━━━━━ Input records ━━━━━
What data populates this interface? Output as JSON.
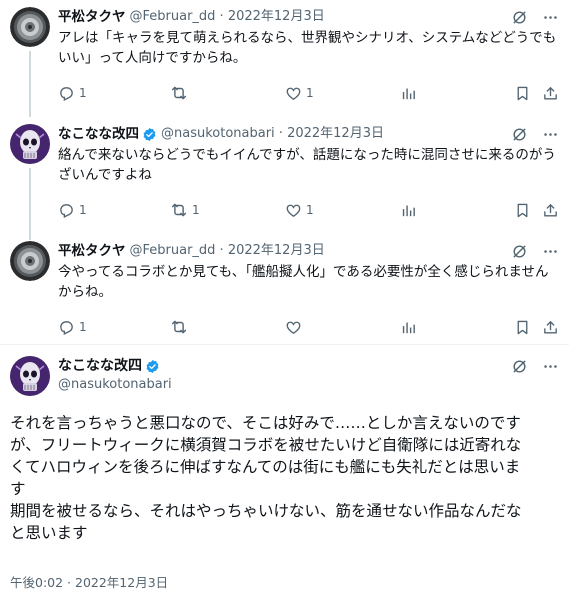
{
  "tweets": [
    {
      "name": "平松タクヤ",
      "handle_time": "@Februar_dd · 2022年12月3日",
      "text": "アレは「キャラを見て萌えられるなら、世界観やシナリオ、システムなどどうでもいい」って人向けですからね。",
      "replies": "1",
      "retweets": "",
      "likes": "1",
      "verified": false
    },
    {
      "name": "なこなな改四",
      "handle_time": "@nasukotonabari · 2022年12月3日",
      "text": "絡んで来ないならどうでもイイんですが、話題になった時に混同させに来るのがうざいんですよね",
      "replies": "1",
      "retweets": "1",
      "likes": "1",
      "verified": true
    },
    {
      "name": "平松タクヤ",
      "handle_time": "@Februar_dd · 2022年12月3日",
      "text": "今やってるコラボとか見ても、「艦船擬人化」である必要性が全く感じられませんからね。",
      "replies": "1",
      "retweets": "",
      "likes": "",
      "verified": false
    }
  ],
  "main": {
    "name": "なこなな改四",
    "handle": "@nasukotonabari",
    "verified": true,
    "text_lines": [
      "それを言っちゃうと悪口なので、そこは好みで……としか言えないのです",
      "が、フリートウィークに横須賀コラボを被せたいけど自衛隊には近寄れな",
      "くてハロウィンを後ろに伸ばすなんてのは街にも艦にも失礼だとは思いま",
      "す",
      "期間を被せるなら、それはやっちゃいけない、筋を通せない作品なんだな",
      "と思います"
    ],
    "timestamp": "午後0:02 · 2022年12月3日"
  },
  "colors": {
    "text": "#0f1419",
    "secondary": "#536471",
    "verified": "#1d9bf0",
    "divider": "#eff3f4",
    "thread_line": "#cfd9de"
  },
  "icons": {
    "grok": "slash-circle-icon",
    "more": "more-icon",
    "reply": "reply-icon",
    "retweet": "retweet-icon",
    "like": "heart-icon",
    "views": "views-icon",
    "bookmark": "bookmark-icon",
    "share": "share-icon"
  }
}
━━━━━
Directions for this task →
Scan the lines for the string "nasukotonabari". Copy out each line that matches.

Exercise answer →
      "handle_time": "@nasukotonabari · 2022年12月3日",
    "handle": "@nasukotonabari",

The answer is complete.